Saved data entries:

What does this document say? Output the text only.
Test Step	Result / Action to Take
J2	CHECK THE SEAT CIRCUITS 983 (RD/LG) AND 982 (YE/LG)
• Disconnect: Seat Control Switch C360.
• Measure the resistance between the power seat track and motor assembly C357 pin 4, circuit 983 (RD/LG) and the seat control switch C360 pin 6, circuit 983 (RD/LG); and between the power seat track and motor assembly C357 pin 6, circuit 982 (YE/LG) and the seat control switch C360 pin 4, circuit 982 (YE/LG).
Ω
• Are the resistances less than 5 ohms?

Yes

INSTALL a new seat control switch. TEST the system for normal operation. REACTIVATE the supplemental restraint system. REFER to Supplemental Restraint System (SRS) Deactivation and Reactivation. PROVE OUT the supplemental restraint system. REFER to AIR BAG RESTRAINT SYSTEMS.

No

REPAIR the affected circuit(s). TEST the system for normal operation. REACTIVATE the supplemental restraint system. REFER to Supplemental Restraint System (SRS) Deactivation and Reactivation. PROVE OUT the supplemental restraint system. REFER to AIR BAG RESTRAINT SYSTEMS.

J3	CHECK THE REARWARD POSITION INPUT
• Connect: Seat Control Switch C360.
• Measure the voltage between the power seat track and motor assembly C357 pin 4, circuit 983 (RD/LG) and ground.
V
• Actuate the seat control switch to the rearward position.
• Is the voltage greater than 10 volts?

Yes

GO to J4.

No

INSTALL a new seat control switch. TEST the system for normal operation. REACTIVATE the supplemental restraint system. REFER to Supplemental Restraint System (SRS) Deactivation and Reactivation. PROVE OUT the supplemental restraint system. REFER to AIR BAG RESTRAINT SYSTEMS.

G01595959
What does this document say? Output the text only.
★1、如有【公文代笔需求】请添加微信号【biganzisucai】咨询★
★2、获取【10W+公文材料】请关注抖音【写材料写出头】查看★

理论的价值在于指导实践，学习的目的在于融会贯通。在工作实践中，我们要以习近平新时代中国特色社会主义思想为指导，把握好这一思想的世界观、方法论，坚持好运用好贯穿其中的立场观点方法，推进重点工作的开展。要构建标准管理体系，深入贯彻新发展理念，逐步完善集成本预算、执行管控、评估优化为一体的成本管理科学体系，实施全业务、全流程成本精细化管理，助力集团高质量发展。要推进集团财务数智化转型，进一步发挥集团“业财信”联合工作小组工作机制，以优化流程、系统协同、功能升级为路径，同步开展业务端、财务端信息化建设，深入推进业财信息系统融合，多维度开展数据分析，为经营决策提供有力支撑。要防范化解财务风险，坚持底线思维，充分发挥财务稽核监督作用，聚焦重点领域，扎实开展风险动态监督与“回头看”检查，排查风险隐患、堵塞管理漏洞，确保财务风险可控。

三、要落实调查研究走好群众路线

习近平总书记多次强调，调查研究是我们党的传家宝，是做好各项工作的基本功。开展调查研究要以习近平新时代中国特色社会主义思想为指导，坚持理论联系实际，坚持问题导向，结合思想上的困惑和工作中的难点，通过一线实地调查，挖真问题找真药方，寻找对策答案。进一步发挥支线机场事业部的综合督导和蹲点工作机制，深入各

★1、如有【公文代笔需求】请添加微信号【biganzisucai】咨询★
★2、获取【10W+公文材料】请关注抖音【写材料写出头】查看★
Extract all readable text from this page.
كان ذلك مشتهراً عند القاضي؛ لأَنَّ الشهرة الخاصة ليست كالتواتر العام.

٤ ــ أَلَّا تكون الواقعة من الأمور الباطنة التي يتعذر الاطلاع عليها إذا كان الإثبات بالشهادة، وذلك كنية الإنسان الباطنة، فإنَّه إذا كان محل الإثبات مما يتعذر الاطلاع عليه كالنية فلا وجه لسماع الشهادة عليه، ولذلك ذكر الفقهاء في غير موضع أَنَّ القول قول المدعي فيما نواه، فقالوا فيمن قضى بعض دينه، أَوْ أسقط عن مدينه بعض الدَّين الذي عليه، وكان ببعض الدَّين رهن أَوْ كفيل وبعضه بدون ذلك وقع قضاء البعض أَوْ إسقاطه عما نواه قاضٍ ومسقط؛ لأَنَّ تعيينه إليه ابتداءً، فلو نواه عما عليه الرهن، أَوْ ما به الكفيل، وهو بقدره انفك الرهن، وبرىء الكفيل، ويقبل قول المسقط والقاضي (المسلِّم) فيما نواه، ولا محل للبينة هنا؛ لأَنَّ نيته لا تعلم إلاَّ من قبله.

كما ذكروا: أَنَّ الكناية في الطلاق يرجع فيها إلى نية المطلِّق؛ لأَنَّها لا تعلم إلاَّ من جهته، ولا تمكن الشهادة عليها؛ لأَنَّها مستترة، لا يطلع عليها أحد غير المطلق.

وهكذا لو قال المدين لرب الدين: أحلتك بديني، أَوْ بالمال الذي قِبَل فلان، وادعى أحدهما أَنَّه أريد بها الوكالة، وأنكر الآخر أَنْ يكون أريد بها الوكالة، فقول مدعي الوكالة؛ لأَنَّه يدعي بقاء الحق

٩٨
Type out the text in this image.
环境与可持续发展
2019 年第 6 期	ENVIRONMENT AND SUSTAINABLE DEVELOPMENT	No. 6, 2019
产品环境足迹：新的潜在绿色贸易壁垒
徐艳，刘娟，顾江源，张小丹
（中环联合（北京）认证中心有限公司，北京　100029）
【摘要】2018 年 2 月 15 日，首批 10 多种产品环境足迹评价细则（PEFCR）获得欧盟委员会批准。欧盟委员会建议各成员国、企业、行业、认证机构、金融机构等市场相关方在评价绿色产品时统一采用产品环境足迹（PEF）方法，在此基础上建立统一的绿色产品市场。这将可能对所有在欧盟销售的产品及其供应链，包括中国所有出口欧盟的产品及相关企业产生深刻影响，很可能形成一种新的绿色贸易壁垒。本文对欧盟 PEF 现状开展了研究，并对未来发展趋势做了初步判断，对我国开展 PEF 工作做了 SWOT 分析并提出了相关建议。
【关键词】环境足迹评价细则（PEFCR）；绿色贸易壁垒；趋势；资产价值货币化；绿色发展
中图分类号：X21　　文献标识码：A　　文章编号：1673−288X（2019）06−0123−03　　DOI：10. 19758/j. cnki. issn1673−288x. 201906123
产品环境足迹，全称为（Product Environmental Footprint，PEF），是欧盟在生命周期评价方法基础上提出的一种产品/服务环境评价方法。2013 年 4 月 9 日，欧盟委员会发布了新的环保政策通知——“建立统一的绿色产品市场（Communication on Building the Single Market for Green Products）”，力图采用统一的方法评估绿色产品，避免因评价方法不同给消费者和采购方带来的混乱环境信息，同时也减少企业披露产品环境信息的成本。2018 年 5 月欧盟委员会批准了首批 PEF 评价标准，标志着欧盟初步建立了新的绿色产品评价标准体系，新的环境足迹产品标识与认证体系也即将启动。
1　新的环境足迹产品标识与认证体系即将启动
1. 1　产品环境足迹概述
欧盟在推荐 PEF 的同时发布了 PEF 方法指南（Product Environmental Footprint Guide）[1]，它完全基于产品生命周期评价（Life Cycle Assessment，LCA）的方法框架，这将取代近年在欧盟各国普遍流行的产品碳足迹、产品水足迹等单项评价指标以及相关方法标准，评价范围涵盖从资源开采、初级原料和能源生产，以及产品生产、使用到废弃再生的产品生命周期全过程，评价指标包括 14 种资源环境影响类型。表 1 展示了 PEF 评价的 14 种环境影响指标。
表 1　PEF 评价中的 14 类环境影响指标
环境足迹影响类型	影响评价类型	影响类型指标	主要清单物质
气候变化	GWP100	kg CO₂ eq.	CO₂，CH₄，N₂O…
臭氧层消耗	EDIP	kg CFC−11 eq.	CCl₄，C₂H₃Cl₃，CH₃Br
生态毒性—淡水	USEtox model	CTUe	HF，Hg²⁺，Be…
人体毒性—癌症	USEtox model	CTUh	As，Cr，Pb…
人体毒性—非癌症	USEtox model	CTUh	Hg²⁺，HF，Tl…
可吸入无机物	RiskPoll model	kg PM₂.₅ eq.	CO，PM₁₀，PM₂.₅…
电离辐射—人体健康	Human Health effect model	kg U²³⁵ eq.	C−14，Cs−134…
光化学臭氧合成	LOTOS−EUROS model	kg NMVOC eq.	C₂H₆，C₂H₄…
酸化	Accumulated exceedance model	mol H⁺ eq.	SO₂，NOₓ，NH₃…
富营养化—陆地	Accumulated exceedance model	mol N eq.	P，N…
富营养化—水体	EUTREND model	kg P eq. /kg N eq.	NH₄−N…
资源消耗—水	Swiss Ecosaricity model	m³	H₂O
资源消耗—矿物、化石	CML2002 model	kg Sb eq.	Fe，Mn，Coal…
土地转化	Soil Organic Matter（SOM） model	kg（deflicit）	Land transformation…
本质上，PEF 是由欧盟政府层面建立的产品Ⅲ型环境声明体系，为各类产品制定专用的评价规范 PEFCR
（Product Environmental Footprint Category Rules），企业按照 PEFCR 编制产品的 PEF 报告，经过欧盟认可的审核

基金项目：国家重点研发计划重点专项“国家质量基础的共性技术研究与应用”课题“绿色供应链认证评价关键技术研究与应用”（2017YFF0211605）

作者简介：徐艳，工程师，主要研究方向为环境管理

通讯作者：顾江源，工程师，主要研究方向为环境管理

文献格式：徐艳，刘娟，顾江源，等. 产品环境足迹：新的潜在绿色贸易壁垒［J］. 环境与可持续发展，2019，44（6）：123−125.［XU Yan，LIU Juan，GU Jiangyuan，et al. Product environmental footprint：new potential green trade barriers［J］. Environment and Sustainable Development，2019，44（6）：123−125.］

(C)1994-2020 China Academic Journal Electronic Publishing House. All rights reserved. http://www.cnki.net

-- EXERCISE BRIEF --
Show every line from the entries above in which "资源消耗" appears.

-- RESPONSE --
资源消耗—水	Swiss Ecosaricity model	m³	H₂O
资源消耗—矿物、化石	CML2002 model	kg Sb eq.	Fe，Mn，Coal…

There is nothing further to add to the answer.